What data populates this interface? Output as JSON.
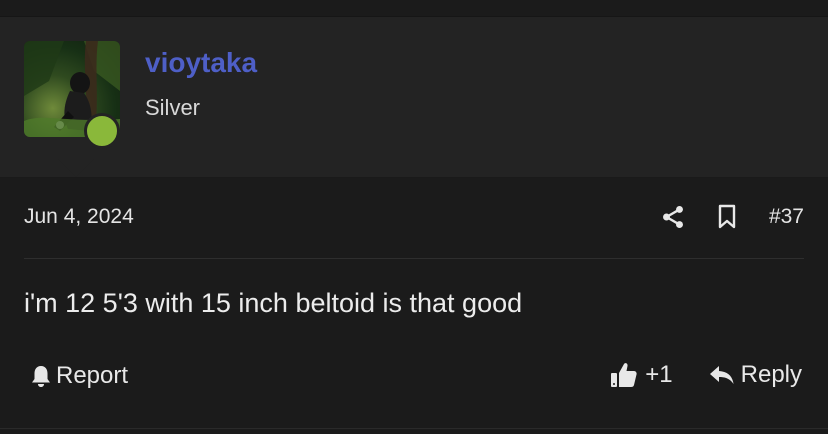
{
  "user": {
    "username": "vioytaka",
    "title": "Silver",
    "status": "online",
    "accent_color": "#4e5fc7",
    "status_color": "#8ab83a"
  },
  "post": {
    "date": "Jun 4, 2024",
    "number": "#37",
    "message": "i'm 12 5'3 with 15 inch beltoid is that good",
    "icons": {
      "share": "share-icon",
      "bookmark": "bookmark-icon"
    }
  },
  "footer": {
    "report_label": "Report",
    "like_count": "+1",
    "reply_label": "Reply",
    "icons": {
      "report": "bell-icon",
      "like": "thumbs-up-icon",
      "reply": "reply-arrow-icon"
    }
  }
}
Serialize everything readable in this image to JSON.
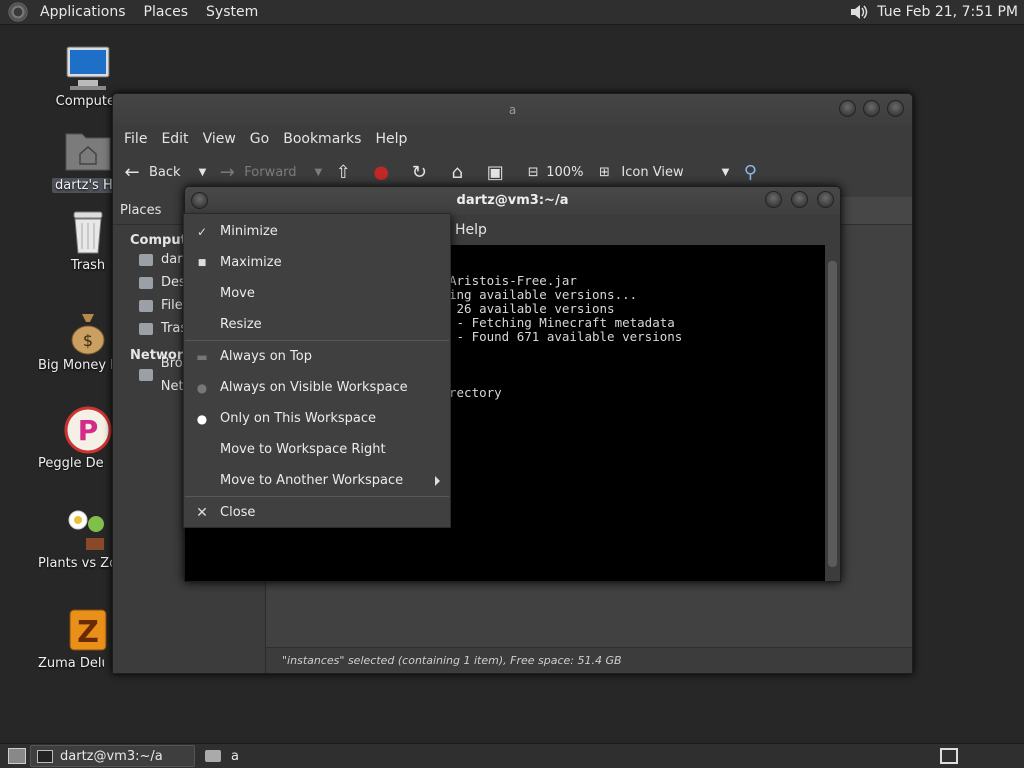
{
  "top_panel": {
    "menus": [
      "Applications",
      "Places",
      "System"
    ],
    "clock": "Tue Feb 21,  7:51 PM"
  },
  "desktop_icons": [
    {
      "label": "Computer",
      "icon": "computer-icon"
    },
    {
      "label": "dartz's Home",
      "icon": "home-folder-icon"
    },
    {
      "label": "Trash",
      "icon": "trash-icon"
    },
    {
      "label": "Big Money Deluxe",
      "icon": "money-bag-icon"
    },
    {
      "label": "Peggle Deluxe",
      "icon": "peggle-icon"
    },
    {
      "label": "Plants vs Zombies",
      "icon": "flower-icon"
    },
    {
      "label": "Zuma Deluxe",
      "icon": "zuma-icon"
    }
  ],
  "file_manager": {
    "title": "a",
    "menu": [
      "File",
      "Edit",
      "View",
      "Go",
      "Bookmarks",
      "Help"
    ],
    "toolbar": {
      "back": "Back",
      "forward": "Forward",
      "zoom": "100%",
      "view_mode": "Icon View"
    },
    "sidebar": {
      "header": "Places",
      "section_computer": "Computer",
      "computer_items": [
        "dartz",
        "Desktop",
        "File System",
        "Trash"
      ],
      "section_network": "Network",
      "network_items": [
        "Browse Network"
      ]
    },
    "status": "\"instances\" selected (containing 1 item), Free space: 51.4 GB"
  },
  "terminal": {
    "title": "dartz@vm3:~/a",
    "menu_help": "Help",
    "lines": [
      "Aristois-Free.jar",
      "ing available versions...",
      " 26 available versions",
      " - Fetching Minecraft metadata",
      " - Found 671 available versions",
      "rectory"
    ]
  },
  "context_menu": {
    "items": [
      {
        "label": "Minimize",
        "mark": "minimize"
      },
      {
        "label": "Maximize",
        "mark": "maximize"
      },
      {
        "label": "Move",
        "mark": ""
      },
      {
        "label": "Resize",
        "mark": ""
      },
      {
        "label": "Always on Top",
        "mark": "radio-off"
      },
      {
        "label": "Always on Visible Workspace",
        "mark": "radio-off"
      },
      {
        "label": "Only on This Workspace",
        "mark": "radio-on"
      },
      {
        "label": "Move to Workspace Right",
        "mark": ""
      },
      {
        "label": "Move to Another Workspace",
        "mark": "submenu"
      },
      {
        "label": "Close",
        "mark": "close"
      }
    ]
  },
  "bottom_panel": {
    "tasks": [
      "dartz@vm3:~/a",
      "a"
    ]
  }
}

◆ ◆ ◆ ◆

* Task goal: Which lines in the listing above hold the word "Workspace"? Show each of them.

* Expected answer:
        "label": "Always on Visible Workspace",
        "label": "Only on This Workspace",
        "label": "Move to Workspace Right",
        "label": "Move to Another Workspace",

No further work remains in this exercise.